Given request
Please transcribe the data below exactly. Leave the pictures out.

Saved entries:
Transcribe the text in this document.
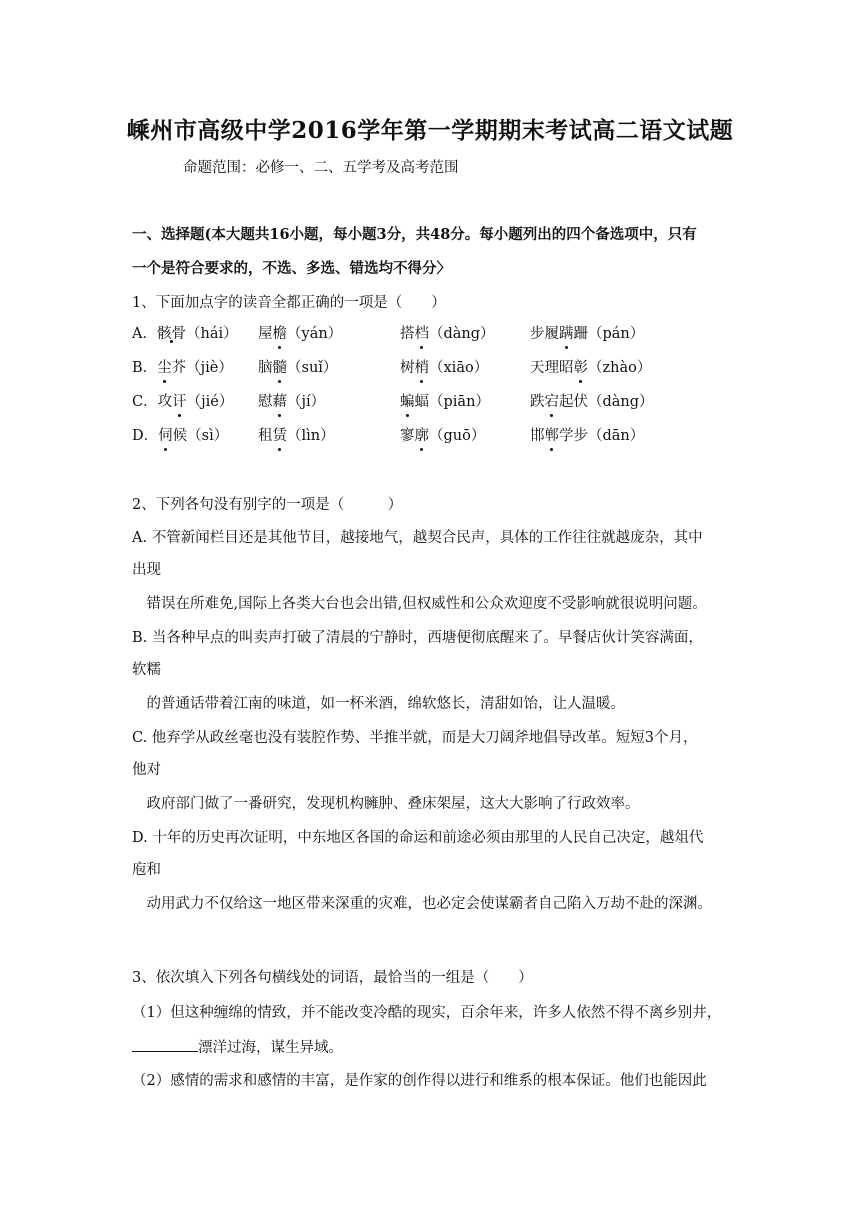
嵊州市高级中学2016学年第一学期期末考试高二语文试题
命题范围：必修一、二、五学考及高考范围
一、选择题(本大题共16小题，每小题3分，共48分。每小题列出的四个备选项中，只有
一个是符合要求的，不选、多选、错选均不得分〉
1、下面加点字的读音全都正确的一项是（　　）
A．骸骨（hái） 屋檐（yán）	搭档（dàng） 步履蹒跚（pán）
B．尘芥（jiè） 脑髓（suǐ）	树梢（xiāo）	天理昭彰（zhào）
C．攻讦（jié） 慰藉（jí）	蝙蝠（piān）	跌宕起伏（dàng）
D．伺候（sì） 租赁（lìn）	寥廓（guō）	邯郸学步（dān）
2、下列各句没有别字的一项是（　　　）
A. 不管新闻栏目还是其他节目，越接地气，越契合民声，具体的工作往往就越庞杂，其中
出现
　错误在所难免,国际上各类大台也会出错,但权威性和公众欢迎度不受影响就很说明问题。
B. 当各种早点的叫卖声打破了清晨的宁静时，西塘便彻底醒来了。早餐店伙计笑容满面，
软糯
　的普通话带着江南的味道，如一杯米酒，绵软悠长，清甜如饴，让人温暖。
C. 他弃学从政丝毫也没有装腔作势、半推半就，而是大刀阔斧地倡导改革。短短3个月，
他对
　政府部门做了一番研究，发现机构臃肿、叠床架屋，这大大影响了行政效率。
D. 十年的历史再次证明，中东地区各国的命运和前途必须由那里的人民自己决定，越俎代
庖和
　动用武力不仅给这一地区带来深重的灾难，也必定会使谋霸者自己陷入万劫不赴的深渊。
3、依次填入下列各句横线处的词语，最恰当的一组是（　　）
（1）但这种缠绵的情致，并不能改变冷酷的现实，百余年来，许多人依然不得不离乡别井，
漂洋过海，谋生异域。
（2）感情的需求和感情的丰富，是作家的创作得以进行和维系的根本保证。他们也能因此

Exercise output
Transcribe the text in this document.
嵊州市高级中学2016学年第一学期期末考试高二语文试题
命题范围：必修一、二、五学考及高考范围
一、选择题(本大题共16小题，每小题3分，共48分。每小题列出的四个备选项中，只有
一个是符合要求的，不选、多选、错选均不得分〉
1、下面加点字的读音全都正确的一项是（　　）
A．骸骨（hái） 屋檐（yán）	搭档（dàng） 步履蹒跚（pán）
B．尘芥（jiè） 脑髓（suǐ）	树梢（xiāo）	天理昭彰（zhào）
C．攻讦（jié） 慰藉（jí）	蝙蝠（piān）	跌宕起伏（dàng）
D．伺候（sì） 租赁（lìn）	寥廓（guō）	邯郸学步（dān）
2、下列各句没有别字的一项是（　　　）
A. 不管新闻栏目还是其他节目，越接地气，越契合民声，具体的工作往往就越庞杂，其中
出现
　错误在所难免,国际上各类大台也会出错,但权威性和公众欢迎度不受影响就很说明问题。
B. 当各种早点的叫卖声打破了清晨的宁静时，西塘便彻底醒来了。早餐店伙计笑容满面，
软糯
　的普通话带着江南的味道，如一杯米酒，绵软悠长，清甜如饴，让人温暖。
C. 他弃学从政丝毫也没有装腔作势、半推半就，而是大刀阔斧地倡导改革。短短3个月，
他对
　政府部门做了一番研究，发现机构臃肿、叠床架屋，这大大影响了行政效率。
D. 十年的历史再次证明，中东地区各国的命运和前途必须由那里的人民自己决定，越俎代
庖和
　动用武力不仅给这一地区带来深重的灾难，也必定会使谋霸者自己陷入万劫不赴的深渊。
3、依次填入下列各句横线处的词语，最恰当的一组是（　　）
（1）但这种缠绵的情致，并不能改变冷酷的现实，百余年来，许多人依然不得不离乡别井，
漂洋过海，谋生异域。
（2）感情的需求和感情的丰富，是作家的创作得以进行和维系的根本保证。他们也能因此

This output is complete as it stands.